Extracted entries -
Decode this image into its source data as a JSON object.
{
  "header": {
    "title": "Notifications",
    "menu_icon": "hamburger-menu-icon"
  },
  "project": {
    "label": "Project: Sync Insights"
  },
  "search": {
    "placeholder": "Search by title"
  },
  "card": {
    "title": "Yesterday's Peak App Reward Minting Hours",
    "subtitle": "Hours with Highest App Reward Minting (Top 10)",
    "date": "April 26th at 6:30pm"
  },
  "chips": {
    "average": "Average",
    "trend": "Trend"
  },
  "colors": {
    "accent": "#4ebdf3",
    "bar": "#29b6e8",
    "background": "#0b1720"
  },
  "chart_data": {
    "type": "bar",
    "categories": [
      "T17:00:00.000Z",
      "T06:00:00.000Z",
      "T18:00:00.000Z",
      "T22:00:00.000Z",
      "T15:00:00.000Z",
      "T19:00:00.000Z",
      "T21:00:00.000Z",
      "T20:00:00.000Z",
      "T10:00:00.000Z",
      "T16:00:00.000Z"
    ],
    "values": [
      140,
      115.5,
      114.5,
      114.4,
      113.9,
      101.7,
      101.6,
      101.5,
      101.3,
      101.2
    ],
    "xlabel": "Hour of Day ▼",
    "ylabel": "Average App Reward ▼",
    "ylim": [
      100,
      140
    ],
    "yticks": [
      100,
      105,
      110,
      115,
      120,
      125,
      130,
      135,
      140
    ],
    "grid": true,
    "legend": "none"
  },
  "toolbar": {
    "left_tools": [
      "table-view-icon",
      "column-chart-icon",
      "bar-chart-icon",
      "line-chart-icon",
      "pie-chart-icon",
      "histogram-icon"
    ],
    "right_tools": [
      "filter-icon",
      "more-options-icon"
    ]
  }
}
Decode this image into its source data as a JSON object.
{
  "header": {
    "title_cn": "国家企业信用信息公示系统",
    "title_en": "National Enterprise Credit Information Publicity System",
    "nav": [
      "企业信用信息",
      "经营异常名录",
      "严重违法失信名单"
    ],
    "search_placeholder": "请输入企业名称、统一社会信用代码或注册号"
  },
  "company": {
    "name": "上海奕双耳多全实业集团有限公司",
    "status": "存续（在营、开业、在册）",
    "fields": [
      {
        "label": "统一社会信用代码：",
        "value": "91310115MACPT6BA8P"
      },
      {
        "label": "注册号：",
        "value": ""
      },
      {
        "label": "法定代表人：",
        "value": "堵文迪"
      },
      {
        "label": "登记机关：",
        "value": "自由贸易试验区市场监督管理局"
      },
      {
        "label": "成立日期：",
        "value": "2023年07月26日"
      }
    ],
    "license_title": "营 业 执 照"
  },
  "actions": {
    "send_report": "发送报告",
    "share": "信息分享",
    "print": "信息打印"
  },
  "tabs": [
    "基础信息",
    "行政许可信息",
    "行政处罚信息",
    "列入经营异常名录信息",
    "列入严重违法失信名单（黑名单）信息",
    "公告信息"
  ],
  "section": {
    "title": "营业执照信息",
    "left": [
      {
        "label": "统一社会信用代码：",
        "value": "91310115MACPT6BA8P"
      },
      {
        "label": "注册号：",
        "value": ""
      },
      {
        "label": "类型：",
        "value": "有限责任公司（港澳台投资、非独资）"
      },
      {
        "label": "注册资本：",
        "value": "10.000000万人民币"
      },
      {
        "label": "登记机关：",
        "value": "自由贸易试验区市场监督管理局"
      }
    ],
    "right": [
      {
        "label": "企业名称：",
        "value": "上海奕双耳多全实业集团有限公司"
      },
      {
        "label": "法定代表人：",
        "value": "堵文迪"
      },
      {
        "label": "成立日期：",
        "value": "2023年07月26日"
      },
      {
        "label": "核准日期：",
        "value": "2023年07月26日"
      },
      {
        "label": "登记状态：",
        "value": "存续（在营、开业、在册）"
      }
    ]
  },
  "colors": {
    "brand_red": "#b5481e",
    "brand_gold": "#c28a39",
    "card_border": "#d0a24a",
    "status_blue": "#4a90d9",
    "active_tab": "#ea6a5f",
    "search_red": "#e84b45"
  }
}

What you will do - Reproduce the listing above word for word.

Solution for this exercise -
Decode this image into its source data as a JSON object.
{
  "header": {
    "title": "Notifications",
    "menu_icon": "hamburger-menu-icon"
  },
  "project": {
    "label": "Project: Sync Insights"
  },
  "search": {
    "placeholder": "Search by title"
  },
  "card": {
    "title": "Yesterday's Peak App Reward Minting Hours",
    "subtitle": "Hours with Highest App Reward Minting (Top 10)",
    "date": "April 26th at 6:30pm"
  },
  "chips": {
    "average": "Average",
    "trend": "Trend"
  },
  "colors": {
    "accent": "#4ebdf3",
    "bar": "#29b6e8",
    "background": "#0b1720"
  },
  "chart_data": {
    "type": "bar",
    "categories": [
      "T17:00:00.000Z",
      "T06:00:00.000Z",
      "T18:00:00.000Z",
      "T22:00:00.000Z",
      "T15:00:00.000Z",
      "T19:00:00.000Z",
      "T21:00:00.000Z",
      "T20:00:00.000Z",
      "T10:00:00.000Z",
      "T16:00:00.000Z"
    ],
    "values": [
      140,
      115.5,
      114.5,
      114.4,
      113.9,
      101.7,
      101.6,
      101.5,
      101.3,
      101.2
    ],
    "xlabel": "Hour of Day ▼",
    "ylabel": "Average App Reward ▼",
    "ylim": [
      100,
      140
    ],
    "yticks": [
      100,
      105,
      110,
      115,
      120,
      125,
      130,
      135,
      140
    ],
    "grid": true,
    "legend": "none"
  },
  "toolbar": {
    "left_tools": [
      "table-view-icon",
      "column-chart-icon",
      "bar-chart-icon",
      "line-chart-icon",
      "pie-chart-icon",
      "histogram-icon"
    ],
    "right_tools": [
      "filter-icon",
      "more-options-icon"
    ]
  }
}
Decode this image into its source data as a JSON object.
{
  "header": {
    "title_cn": "国家企业信用信息公示系统",
    "title_en": "National Enterprise Credit Information Publicity System",
    "nav": [
      "企业信用信息",
      "经营异常名录",
      "严重违法失信名单"
    ],
    "search_placeholder": "请输入企业名称、统一社会信用代码或注册号"
  },
  "company": {
    "name": "上海奕双耳多全实业集团有限公司",
    "status": "存续（在营、开业、在册）",
    "fields": [
      {
        "label": "统一社会信用代码：",
        "value": "91310115MACPT6BA8P"
      },
      {
        "label": "注册号：",
        "value": ""
      },
      {
        "label": "法定代表人：",
        "value": "堵文迪"
      },
      {
        "label": "登记机关：",
        "value": "自由贸易试验区市场监督管理局"
      },
      {
        "label": "成立日期：",
        "value": "2023年07月26日"
      }
    ],
    "license_title": "营 业 执 照"
  },
  "actions": {
    "send_report": "发送报告",
    "share": "信息分享",
    "print": "信息打印"
  },
  "tabs": [
    "基础信息",
    "行政许可信息",
    "行政处罚信息",
    "列入经营异常名录信息",
    "列入严重违法失信名单（黑名单）信息",
    "公告信息"
  ],
  "section": {
    "title": "营业执照信息",
    "left": [
      {
        "label": "统一社会信用代码：",
        "value": "91310115MACPT6BA8P"
      },
      {
        "label": "注册号：",
        "value": ""
      },
      {
        "label": "类型：",
        "value": "有限责任公司（港澳台投资、非独资）"
      },
      {
        "label": "注册资本：",
        "value": "10.000000万人民币"
      },
      {
        "label": "登记机关：",
        "value": "自由贸易试验区市场监督管理局"
      }
    ],
    "right": [
      {
        "label": "企业名称：",
        "value": "上海奕双耳多全实业集团有限公司"
      },
      {
        "label": "法定代表人：",
        "value": "堵文迪"
      },
      {
        "label": "成立日期：",
        "value": "2023年07月26日"
      },
      {
        "label": "核准日期：",
        "value": "2023年07月26日"
      },
      {
        "label": "登记状态：",
        "value": "存续（在营、开业、在册）"
      }
    ]
  },
  "colors": {
    "brand_red": "#b5481e",
    "brand_gold": "#c28a39",
    "card_border": "#d0a24a",
    "status_blue": "#4a90d9",
    "active_tab": "#ea6a5f",
    "search_red": "#e84b45"
  }
}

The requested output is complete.